(Aim) Read the data and repeat it in full, exactly.

Extracted records:
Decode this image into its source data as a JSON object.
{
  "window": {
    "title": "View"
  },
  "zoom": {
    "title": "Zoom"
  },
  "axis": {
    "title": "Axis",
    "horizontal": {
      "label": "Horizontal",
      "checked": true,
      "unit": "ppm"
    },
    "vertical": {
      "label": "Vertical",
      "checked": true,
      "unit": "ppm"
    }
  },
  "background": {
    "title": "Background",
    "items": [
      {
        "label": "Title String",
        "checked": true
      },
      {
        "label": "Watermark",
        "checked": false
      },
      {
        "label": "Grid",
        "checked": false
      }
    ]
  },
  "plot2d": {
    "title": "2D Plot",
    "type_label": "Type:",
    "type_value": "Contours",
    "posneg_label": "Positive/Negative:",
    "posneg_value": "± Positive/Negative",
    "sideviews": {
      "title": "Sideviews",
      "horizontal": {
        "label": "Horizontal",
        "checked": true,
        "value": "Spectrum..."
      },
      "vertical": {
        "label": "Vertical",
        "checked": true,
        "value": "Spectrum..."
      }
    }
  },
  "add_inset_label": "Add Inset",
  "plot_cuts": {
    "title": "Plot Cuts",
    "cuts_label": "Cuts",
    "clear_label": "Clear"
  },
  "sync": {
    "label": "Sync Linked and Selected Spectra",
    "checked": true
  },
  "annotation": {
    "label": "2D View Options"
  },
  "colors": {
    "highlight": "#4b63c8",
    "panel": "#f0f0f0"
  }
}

(Finished answer)
Decode this image into its source data as a JSON object.
{
  "window": {
    "title": "View"
  },
  "zoom": {
    "title": "Zoom"
  },
  "axis": {
    "title": "Axis",
    "horizontal": {
      "label": "Horizontal",
      "checked": true,
      "unit": "ppm"
    },
    "vertical": {
      "label": "Vertical",
      "checked": true,
      "unit": "ppm"
    }
  },
  "background": {
    "title": "Background",
    "items": [
      {
        "label": "Title String",
        "checked": true
      },
      {
        "label": "Watermark",
        "checked": false
      },
      {
        "label": "Grid",
        "checked": false
      }
    ]
  },
  "plot2d": {
    "title": "2D Plot",
    "type_label": "Type:",
    "type_value": "Contours",
    "posneg_label": "Positive/Negative:",
    "posneg_value": "± Positive/Negative",
    "sideviews": {
      "title": "Sideviews",
      "horizontal": {
        "label": "Horizontal",
        "checked": true,
        "value": "Spectrum..."
      },
      "vertical": {
        "label": "Vertical",
        "checked": true,
        "value": "Spectrum..."
      }
    }
  },
  "add_inset_label": "Add Inset",
  "plot_cuts": {
    "title": "Plot Cuts",
    "cuts_label": "Cuts",
    "clear_label": "Clear"
  },
  "sync": {
    "label": "Sync Linked and Selected Spectra",
    "checked": true
  },
  "annotation": {
    "label": "2D View Options"
  },
  "colors": {
    "highlight": "#4b63c8",
    "panel": "#f0f0f0"
  }
}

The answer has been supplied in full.